LISTING ▸
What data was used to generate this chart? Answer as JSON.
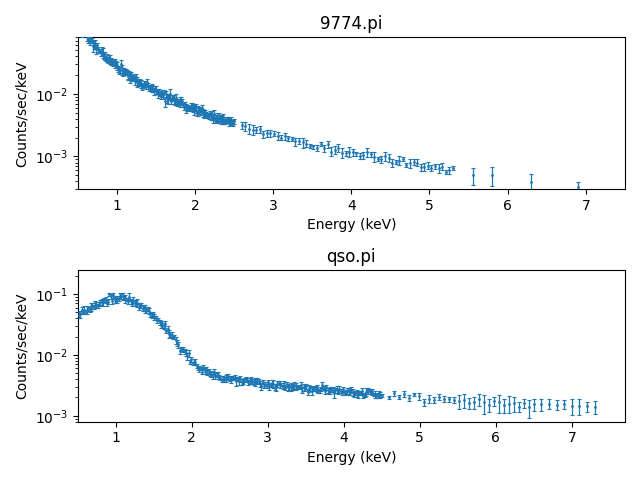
{
  "title1": "9774.pi",
  "title2": "qso.pi",
  "xlabel": "Energy (keV)",
  "ylabel": "Counts/sec/keV",
  "color": "#1f77b4",
  "plot1": {
    "xlim": [
      0.5,
      7.5
    ],
    "ylim": [
      0.0003,
      0.08
    ]
  },
  "plot2": {
    "xlim": [
      0.5,
      7.7
    ],
    "ylim": [
      0.0008,
      0.25
    ]
  },
  "figsize": [
    6.4,
    4.8
  ],
  "dpi": 100
}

WRITTEN PROBLEM ▸
Every record must be copied exactly, with the pictures left out.

RESPONSE TO THIS TASK ▸
What data was used to generate this chart? Answer as JSON.
{
  "title1": "9774.pi",
  "title2": "qso.pi",
  "xlabel": "Energy (keV)",
  "ylabel": "Counts/sec/keV",
  "color": "#1f77b4",
  "plot1": {
    "xlim": [
      0.5,
      7.5
    ],
    "ylim": [
      0.0003,
      0.08
    ]
  },
  "plot2": {
    "xlim": [
      0.5,
      7.7
    ],
    "ylim": [
      0.0008,
      0.25
    ]
  },
  "figsize": [
    6.4,
    4.8
  ],
  "dpi": 100
}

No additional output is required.